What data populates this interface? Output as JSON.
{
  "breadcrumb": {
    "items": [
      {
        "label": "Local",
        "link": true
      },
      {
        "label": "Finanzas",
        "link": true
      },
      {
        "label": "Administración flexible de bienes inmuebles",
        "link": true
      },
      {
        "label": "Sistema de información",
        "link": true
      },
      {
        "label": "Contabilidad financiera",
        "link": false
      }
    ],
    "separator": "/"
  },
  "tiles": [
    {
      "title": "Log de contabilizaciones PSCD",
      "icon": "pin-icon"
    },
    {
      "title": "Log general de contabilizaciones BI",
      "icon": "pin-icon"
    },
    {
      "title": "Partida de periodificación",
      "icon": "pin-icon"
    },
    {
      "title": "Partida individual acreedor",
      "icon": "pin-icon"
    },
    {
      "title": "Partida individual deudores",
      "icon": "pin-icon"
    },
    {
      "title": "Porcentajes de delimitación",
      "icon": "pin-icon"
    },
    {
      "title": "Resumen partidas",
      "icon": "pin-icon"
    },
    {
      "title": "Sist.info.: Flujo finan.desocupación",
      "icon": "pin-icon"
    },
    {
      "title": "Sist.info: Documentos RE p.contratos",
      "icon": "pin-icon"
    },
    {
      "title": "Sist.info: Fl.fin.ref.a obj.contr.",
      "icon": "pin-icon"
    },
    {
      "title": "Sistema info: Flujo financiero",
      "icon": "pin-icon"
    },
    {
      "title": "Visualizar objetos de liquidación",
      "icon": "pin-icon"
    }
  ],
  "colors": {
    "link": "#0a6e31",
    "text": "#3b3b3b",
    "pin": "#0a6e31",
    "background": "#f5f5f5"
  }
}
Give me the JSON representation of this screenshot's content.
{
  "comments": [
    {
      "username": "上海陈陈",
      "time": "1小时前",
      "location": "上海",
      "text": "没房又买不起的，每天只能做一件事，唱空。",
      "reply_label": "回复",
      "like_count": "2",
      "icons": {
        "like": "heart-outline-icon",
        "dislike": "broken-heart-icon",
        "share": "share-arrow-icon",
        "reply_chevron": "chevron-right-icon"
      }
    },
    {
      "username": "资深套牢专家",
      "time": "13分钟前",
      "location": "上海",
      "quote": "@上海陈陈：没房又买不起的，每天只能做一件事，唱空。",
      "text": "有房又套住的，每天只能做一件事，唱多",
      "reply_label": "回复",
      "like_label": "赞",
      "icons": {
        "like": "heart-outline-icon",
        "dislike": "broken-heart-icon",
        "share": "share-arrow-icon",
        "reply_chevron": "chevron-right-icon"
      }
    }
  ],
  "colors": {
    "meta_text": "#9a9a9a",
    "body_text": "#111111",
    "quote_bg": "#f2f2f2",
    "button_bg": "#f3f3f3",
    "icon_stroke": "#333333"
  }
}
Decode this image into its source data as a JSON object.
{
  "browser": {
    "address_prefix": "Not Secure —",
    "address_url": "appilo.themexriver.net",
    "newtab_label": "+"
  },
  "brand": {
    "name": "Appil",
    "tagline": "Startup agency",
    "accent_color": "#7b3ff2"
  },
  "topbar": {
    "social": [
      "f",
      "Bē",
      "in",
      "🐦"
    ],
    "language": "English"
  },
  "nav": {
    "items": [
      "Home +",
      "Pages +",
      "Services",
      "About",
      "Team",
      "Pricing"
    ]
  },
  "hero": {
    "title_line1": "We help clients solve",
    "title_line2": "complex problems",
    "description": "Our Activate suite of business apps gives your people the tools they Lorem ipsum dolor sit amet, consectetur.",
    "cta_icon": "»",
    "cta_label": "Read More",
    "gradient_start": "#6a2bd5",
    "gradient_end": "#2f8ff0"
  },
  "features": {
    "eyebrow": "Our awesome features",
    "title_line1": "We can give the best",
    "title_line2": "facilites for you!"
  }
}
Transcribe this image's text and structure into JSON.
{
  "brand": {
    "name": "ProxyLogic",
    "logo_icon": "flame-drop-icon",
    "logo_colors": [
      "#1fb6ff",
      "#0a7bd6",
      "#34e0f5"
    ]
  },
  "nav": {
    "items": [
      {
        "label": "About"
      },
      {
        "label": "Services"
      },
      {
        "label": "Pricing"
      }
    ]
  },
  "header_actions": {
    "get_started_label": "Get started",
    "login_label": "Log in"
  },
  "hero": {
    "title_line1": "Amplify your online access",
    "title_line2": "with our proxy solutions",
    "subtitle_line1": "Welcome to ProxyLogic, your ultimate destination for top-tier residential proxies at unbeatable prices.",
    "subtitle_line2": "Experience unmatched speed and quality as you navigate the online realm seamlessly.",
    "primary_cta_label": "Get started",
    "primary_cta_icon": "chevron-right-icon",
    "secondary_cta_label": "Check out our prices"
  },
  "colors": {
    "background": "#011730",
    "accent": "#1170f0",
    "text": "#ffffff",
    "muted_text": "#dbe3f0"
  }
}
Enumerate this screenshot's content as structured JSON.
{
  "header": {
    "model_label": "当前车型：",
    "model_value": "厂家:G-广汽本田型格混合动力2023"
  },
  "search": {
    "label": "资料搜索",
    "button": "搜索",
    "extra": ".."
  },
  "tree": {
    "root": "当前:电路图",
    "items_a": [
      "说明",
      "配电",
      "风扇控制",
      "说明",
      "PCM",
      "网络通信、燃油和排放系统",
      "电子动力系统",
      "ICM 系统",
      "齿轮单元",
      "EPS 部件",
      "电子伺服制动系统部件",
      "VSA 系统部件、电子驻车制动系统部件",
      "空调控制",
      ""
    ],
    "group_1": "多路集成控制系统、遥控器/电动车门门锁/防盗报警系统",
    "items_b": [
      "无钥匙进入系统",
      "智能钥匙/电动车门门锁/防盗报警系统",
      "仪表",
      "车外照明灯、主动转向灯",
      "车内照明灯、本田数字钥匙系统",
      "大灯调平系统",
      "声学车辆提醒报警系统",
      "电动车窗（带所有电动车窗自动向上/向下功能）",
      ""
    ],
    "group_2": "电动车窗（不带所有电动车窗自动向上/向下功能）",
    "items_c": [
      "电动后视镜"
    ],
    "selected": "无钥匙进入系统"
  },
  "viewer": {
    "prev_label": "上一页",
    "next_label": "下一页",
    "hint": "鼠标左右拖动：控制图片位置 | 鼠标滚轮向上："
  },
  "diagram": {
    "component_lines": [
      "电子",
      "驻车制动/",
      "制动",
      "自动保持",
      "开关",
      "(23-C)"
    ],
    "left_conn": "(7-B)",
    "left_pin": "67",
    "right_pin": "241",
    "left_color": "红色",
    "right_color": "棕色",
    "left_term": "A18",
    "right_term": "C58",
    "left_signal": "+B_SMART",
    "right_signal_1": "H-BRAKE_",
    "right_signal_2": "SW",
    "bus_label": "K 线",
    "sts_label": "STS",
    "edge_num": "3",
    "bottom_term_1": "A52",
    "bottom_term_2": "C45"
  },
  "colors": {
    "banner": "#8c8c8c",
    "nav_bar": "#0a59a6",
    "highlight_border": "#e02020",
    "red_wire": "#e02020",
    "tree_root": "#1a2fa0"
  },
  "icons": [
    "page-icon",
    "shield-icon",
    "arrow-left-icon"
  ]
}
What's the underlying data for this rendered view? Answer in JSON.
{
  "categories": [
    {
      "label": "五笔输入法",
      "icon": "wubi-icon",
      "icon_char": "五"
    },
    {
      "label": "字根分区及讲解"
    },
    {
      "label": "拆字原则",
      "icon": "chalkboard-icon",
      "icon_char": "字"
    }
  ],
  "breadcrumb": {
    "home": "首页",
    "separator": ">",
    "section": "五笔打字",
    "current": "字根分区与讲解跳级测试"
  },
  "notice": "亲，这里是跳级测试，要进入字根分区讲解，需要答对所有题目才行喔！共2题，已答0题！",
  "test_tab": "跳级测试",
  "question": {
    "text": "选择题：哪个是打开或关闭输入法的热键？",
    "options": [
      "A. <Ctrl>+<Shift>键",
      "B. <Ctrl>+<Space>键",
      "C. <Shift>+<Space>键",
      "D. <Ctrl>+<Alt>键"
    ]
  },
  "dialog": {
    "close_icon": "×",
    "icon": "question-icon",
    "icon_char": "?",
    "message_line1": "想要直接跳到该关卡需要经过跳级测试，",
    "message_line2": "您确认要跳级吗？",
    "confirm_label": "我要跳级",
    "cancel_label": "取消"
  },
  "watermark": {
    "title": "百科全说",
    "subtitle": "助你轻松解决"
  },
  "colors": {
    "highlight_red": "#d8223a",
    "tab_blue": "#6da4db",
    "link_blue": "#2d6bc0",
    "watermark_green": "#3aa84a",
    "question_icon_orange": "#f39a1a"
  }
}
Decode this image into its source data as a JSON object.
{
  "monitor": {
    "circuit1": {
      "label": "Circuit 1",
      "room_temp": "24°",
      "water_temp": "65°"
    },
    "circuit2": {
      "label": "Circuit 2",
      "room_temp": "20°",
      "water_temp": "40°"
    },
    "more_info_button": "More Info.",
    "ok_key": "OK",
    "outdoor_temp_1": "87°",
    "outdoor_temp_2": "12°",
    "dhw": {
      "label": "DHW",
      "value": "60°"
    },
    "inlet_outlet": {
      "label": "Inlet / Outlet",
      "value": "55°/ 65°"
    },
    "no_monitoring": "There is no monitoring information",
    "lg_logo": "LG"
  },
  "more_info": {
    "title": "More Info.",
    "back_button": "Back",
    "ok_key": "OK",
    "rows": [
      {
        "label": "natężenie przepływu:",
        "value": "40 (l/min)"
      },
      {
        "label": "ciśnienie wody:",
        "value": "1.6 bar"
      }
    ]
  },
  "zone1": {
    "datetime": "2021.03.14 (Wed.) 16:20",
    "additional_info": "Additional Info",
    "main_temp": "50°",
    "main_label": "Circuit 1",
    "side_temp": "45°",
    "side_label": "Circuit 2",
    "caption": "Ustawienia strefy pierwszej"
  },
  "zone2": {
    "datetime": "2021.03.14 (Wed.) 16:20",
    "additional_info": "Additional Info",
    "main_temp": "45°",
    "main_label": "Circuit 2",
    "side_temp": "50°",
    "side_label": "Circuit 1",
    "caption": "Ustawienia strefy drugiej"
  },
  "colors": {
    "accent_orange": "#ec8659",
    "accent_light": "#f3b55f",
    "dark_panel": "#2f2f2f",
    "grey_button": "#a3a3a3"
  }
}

DIRECTIVE: Extract lines where the string "screenshot" occurs.

EXPECTED ANSWER:
Give me the JSON representation of this screenshot's content.
Enumerate this screenshot's content as structured JSON.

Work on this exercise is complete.